PROBLEM TO SOLVE
Locate all lines with the word "installation". Copy them.

INPUT MATERIAL
◆ ◆ ◆ ◆

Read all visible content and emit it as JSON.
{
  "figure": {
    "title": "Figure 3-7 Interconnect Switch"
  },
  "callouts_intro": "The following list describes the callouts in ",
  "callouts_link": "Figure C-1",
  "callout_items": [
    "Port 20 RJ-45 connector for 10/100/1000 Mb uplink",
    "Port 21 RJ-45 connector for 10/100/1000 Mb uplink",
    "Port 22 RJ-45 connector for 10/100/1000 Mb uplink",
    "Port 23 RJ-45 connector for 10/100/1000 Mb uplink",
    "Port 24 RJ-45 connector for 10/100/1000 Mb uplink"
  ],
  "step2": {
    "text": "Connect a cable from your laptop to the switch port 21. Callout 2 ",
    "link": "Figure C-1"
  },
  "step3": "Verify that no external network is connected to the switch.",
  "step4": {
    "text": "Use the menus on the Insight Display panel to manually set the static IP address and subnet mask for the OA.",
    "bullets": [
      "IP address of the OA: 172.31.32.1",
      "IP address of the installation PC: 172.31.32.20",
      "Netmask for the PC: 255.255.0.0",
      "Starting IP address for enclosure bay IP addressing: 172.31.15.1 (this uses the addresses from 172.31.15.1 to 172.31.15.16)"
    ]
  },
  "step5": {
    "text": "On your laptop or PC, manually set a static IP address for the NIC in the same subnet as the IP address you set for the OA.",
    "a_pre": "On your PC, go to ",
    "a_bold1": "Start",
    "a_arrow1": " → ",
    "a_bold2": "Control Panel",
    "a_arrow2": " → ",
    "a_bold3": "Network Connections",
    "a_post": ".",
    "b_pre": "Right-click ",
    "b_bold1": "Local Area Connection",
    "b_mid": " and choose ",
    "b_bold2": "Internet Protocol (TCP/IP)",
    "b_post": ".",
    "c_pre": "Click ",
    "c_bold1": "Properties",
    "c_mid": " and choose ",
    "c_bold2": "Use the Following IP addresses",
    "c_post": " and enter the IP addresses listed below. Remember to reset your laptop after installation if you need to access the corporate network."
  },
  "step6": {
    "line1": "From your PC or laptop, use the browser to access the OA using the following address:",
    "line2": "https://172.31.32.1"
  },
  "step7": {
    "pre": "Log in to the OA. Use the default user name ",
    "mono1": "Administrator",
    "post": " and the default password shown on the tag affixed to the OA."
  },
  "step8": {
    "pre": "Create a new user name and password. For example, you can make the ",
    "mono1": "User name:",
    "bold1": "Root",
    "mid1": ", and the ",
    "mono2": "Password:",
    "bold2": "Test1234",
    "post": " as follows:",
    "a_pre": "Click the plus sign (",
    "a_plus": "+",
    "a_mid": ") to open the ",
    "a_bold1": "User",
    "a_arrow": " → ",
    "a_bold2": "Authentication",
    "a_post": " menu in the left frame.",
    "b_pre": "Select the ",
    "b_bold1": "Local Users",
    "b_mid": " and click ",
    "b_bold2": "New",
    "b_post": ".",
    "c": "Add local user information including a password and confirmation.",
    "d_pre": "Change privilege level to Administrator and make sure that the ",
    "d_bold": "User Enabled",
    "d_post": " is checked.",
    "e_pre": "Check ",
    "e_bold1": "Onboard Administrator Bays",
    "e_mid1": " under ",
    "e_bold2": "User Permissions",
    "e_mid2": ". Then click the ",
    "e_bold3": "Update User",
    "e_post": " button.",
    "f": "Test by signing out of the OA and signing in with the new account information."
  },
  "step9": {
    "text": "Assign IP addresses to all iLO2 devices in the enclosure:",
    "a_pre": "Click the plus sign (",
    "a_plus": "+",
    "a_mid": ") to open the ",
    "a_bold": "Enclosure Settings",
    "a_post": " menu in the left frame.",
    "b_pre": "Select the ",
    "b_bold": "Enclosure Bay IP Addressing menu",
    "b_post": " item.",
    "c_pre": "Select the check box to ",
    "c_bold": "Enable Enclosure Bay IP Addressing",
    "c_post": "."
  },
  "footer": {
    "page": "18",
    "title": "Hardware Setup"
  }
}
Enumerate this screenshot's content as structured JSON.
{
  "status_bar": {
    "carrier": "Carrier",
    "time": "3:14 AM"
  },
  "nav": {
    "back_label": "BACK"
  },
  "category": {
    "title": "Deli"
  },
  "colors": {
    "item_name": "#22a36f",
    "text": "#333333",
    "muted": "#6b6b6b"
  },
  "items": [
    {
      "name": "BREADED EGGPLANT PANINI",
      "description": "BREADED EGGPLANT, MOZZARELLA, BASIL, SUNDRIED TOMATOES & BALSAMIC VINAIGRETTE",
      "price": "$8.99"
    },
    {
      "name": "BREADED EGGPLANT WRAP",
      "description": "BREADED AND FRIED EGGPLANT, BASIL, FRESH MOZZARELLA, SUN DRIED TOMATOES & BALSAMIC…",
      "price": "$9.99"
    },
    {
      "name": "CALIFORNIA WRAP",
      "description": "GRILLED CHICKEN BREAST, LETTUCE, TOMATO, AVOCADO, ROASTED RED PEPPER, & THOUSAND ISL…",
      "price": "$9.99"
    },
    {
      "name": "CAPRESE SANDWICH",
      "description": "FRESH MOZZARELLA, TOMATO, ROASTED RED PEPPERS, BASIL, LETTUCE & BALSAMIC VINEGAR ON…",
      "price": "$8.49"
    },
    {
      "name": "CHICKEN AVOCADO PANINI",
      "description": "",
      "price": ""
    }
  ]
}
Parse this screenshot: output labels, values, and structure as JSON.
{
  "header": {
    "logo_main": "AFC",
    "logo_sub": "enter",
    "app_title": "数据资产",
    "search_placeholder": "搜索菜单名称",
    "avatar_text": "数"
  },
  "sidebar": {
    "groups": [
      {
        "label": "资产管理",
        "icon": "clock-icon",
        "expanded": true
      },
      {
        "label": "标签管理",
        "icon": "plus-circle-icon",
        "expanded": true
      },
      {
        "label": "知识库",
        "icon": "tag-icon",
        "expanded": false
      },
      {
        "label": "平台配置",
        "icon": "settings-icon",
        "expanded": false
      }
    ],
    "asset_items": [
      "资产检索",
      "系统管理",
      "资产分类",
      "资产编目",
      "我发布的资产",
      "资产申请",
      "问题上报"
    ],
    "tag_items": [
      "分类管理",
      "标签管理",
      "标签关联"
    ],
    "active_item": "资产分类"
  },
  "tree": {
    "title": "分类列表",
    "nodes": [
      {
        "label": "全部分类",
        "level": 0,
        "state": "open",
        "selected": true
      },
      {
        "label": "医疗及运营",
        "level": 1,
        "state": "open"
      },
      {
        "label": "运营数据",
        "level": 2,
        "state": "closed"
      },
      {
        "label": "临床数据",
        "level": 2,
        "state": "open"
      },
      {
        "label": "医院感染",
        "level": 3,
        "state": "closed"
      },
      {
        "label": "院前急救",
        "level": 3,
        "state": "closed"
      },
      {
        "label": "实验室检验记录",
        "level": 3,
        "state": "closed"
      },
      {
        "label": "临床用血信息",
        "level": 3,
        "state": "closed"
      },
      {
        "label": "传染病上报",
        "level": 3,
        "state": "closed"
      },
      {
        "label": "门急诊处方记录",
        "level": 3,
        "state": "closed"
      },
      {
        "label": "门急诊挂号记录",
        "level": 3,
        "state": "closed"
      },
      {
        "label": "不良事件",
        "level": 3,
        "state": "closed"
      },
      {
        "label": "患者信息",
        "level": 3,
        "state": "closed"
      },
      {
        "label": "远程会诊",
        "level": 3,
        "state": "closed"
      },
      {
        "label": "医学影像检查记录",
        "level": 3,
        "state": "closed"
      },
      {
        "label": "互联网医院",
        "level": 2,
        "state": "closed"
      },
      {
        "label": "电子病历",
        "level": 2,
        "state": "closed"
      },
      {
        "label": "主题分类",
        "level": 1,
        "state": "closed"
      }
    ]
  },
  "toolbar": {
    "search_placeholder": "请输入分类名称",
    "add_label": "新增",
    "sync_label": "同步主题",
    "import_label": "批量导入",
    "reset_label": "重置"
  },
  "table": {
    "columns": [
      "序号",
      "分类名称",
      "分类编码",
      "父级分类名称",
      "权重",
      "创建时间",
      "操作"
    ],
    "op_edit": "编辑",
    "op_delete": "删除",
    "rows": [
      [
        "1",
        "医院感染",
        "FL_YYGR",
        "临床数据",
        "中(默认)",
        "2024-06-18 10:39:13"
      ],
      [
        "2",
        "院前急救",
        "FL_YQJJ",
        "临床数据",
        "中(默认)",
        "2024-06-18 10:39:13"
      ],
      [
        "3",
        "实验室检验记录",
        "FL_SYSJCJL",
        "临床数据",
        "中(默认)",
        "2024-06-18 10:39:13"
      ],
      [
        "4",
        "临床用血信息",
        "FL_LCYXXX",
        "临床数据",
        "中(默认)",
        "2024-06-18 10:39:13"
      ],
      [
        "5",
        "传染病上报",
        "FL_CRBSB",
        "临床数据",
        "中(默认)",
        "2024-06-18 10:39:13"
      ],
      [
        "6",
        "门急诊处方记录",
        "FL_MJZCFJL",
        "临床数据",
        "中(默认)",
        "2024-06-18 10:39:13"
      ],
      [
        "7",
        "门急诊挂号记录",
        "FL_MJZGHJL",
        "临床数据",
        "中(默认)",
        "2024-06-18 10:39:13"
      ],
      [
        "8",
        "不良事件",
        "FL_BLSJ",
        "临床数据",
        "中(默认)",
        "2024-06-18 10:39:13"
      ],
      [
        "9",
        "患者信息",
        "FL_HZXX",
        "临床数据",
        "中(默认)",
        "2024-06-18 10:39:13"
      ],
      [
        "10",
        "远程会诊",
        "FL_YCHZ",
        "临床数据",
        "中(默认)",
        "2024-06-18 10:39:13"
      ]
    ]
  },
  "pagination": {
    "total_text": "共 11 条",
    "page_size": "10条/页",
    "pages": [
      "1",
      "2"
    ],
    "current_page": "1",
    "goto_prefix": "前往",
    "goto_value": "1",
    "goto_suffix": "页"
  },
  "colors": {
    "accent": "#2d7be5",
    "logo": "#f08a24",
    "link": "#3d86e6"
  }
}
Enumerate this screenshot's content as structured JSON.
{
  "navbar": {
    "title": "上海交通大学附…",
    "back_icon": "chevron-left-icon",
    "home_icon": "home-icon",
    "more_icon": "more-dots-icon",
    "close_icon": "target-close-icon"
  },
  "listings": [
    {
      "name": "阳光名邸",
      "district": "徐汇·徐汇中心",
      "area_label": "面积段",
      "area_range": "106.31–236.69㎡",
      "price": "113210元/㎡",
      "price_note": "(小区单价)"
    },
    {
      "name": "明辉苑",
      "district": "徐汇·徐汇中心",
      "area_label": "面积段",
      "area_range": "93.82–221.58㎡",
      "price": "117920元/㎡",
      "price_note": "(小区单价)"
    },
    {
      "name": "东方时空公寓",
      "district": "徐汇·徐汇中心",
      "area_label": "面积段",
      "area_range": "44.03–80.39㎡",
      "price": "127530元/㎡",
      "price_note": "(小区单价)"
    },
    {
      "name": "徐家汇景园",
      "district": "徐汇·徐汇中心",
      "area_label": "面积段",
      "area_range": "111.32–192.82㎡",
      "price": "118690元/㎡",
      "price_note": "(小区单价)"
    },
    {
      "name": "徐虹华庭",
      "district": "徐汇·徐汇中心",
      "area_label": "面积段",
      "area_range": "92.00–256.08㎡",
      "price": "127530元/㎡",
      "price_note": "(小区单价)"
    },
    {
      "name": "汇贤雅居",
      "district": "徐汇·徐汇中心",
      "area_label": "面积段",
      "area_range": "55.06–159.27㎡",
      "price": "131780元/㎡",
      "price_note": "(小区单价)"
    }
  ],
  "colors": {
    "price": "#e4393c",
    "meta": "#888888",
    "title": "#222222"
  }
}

◆ ◆ ◆ ◆

EXPECTED ANSWER
      "IP address of the installation PC: 172.31.32.20",
    "c_post": " and enter the IP addresses listed below. Remember to reset your laptop after installation if you need to access the corporate network."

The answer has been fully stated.